**Stated exercise**
Using the records below, count the lines with "conclusione" in them. Give the number only.
______________________________
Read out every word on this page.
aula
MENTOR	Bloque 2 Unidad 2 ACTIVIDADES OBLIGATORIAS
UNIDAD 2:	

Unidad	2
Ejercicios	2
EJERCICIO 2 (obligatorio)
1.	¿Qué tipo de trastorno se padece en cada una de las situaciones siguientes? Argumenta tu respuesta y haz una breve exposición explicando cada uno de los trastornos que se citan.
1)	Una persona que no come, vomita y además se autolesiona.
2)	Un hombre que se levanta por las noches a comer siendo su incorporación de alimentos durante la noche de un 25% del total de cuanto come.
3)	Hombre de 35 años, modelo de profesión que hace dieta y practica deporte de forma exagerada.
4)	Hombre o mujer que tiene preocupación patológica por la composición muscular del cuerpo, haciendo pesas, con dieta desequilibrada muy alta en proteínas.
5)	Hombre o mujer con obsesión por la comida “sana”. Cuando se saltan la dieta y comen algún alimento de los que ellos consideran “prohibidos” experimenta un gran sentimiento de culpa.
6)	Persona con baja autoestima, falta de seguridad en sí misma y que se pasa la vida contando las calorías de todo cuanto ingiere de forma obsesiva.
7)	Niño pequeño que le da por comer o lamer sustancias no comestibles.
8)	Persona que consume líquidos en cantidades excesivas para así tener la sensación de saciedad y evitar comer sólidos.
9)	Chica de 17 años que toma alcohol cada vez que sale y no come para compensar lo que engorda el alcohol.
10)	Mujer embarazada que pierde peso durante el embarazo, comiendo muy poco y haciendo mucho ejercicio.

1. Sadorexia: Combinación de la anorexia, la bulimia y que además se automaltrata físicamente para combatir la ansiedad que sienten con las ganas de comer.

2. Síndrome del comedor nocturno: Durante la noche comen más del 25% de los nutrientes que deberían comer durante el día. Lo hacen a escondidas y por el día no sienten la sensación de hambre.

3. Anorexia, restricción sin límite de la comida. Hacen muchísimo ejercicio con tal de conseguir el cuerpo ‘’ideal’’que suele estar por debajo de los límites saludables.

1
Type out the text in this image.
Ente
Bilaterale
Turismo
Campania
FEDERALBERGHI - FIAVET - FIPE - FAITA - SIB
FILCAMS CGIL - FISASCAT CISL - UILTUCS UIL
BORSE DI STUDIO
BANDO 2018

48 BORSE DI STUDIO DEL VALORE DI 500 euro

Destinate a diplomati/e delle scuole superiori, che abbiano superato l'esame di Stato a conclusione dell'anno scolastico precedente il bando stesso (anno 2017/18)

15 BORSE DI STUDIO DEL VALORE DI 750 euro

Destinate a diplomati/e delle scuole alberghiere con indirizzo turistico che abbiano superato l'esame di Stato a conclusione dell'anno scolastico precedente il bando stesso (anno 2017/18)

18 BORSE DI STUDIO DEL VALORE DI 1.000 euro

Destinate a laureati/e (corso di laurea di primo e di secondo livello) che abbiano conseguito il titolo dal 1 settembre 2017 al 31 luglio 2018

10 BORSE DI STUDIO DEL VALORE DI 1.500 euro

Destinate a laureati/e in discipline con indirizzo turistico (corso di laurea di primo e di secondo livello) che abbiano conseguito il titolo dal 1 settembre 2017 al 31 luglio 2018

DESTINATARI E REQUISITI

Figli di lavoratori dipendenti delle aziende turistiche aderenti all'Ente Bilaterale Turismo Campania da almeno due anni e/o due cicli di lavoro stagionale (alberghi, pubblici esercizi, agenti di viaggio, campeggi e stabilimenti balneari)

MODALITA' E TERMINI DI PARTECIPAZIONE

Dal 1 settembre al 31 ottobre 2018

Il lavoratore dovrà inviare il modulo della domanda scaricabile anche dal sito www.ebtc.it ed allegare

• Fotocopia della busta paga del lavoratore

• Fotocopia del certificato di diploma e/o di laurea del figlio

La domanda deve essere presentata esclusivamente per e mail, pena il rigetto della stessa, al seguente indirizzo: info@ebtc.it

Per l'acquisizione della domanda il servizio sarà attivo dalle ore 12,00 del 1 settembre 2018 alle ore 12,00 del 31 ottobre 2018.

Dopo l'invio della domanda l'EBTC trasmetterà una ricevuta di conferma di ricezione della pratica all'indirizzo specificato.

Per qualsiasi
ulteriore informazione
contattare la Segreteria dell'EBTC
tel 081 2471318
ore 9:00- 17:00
______________________________
**Worked answer**
2